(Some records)
====

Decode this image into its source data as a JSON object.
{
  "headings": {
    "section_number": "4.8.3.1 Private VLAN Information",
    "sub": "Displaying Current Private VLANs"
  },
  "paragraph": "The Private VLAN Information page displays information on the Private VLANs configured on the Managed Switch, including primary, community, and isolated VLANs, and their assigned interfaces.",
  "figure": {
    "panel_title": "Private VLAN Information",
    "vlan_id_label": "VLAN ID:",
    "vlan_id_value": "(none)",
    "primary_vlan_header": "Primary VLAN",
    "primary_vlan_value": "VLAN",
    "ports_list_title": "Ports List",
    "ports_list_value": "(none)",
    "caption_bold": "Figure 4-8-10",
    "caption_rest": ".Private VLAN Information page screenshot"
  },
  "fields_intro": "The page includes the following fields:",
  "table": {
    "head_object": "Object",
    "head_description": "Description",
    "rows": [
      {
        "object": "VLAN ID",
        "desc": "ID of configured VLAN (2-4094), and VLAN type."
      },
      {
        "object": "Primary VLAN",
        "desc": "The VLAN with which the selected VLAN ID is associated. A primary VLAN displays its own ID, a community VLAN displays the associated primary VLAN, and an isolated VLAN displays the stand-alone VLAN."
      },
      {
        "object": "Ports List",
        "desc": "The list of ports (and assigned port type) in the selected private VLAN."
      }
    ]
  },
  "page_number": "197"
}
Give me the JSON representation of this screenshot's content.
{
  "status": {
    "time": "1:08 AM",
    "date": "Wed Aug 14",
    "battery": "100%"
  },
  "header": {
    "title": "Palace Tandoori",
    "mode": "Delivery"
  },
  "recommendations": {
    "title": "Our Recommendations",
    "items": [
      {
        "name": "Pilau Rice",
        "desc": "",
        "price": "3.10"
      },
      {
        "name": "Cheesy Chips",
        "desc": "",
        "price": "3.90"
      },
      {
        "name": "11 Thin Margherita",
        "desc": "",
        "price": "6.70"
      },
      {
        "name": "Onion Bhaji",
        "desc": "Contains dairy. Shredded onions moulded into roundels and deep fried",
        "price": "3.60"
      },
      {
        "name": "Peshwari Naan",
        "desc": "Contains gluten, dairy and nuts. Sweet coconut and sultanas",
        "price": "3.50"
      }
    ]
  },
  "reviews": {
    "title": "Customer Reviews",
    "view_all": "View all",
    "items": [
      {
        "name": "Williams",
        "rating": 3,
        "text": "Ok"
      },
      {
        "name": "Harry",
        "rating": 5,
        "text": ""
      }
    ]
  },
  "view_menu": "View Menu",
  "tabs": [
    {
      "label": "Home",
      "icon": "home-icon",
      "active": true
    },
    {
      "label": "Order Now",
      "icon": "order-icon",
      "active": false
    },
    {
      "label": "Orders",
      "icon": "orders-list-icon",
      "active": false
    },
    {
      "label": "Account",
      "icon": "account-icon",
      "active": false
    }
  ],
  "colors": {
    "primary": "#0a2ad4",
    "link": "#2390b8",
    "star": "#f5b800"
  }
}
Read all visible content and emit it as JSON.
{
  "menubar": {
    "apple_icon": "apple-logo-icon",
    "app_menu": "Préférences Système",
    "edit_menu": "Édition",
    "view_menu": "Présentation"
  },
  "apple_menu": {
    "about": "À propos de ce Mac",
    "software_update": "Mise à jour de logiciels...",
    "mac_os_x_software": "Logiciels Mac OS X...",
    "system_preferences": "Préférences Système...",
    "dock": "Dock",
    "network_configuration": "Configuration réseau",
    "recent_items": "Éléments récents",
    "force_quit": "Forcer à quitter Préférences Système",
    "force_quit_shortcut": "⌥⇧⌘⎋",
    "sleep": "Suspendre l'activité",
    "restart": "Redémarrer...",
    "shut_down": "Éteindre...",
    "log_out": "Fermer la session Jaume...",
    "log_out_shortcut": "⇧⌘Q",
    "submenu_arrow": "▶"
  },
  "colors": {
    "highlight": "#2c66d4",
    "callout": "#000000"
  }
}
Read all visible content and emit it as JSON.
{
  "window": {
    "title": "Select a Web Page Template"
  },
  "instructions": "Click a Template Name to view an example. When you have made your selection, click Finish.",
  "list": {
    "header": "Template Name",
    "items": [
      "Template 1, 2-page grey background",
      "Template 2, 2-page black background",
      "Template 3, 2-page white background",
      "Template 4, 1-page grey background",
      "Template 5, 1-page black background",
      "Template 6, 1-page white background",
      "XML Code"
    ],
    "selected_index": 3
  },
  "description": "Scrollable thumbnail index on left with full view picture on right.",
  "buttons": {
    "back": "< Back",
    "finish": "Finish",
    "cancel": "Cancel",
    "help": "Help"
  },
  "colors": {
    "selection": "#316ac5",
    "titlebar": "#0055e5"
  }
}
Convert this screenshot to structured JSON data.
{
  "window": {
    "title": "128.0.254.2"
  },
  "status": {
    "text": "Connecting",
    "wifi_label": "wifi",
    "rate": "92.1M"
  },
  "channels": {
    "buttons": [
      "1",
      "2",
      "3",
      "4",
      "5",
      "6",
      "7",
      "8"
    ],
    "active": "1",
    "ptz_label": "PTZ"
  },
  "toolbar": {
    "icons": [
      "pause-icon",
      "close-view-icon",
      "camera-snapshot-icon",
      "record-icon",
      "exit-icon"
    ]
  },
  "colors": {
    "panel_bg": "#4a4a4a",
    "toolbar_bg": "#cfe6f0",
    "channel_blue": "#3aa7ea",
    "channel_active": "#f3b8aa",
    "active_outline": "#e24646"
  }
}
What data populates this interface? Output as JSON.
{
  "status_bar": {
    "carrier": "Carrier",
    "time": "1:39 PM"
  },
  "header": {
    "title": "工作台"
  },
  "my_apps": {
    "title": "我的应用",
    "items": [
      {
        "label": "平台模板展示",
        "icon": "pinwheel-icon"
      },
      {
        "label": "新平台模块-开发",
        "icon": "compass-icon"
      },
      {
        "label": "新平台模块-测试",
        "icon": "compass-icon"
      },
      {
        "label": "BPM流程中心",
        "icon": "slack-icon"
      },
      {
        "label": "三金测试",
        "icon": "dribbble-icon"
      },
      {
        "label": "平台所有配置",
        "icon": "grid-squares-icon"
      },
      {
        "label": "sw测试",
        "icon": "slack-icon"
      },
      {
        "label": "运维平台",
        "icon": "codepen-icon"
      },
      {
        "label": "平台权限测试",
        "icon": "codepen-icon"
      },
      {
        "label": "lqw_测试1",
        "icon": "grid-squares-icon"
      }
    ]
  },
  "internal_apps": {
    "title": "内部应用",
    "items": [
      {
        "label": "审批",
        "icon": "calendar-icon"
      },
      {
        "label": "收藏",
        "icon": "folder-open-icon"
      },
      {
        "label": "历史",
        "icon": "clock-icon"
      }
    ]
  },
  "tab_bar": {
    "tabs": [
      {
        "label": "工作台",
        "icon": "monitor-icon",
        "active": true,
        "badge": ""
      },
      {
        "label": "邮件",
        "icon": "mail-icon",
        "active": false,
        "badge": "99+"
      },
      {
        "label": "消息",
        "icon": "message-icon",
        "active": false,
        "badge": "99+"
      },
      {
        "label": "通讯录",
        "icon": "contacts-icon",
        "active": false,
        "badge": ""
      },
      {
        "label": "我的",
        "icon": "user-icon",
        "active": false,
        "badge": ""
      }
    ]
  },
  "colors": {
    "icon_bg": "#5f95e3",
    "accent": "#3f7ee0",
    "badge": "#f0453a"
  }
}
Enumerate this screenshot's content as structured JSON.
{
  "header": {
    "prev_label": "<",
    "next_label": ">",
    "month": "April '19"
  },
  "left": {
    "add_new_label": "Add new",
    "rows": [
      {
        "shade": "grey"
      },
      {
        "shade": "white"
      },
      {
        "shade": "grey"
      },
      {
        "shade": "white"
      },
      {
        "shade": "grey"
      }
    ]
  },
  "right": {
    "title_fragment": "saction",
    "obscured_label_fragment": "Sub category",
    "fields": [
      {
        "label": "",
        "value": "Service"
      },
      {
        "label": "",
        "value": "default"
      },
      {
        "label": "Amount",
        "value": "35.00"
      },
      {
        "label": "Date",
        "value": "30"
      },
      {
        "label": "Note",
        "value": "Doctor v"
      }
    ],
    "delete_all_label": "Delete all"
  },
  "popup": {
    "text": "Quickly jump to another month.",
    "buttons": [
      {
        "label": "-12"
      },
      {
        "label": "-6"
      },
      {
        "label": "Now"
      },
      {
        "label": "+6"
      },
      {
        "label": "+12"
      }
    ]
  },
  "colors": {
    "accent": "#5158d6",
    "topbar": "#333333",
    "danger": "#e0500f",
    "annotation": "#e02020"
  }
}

====

Given exercise:
Only the number is wanted: how many lines of these entries contain the string "Template"?

Full answer:
9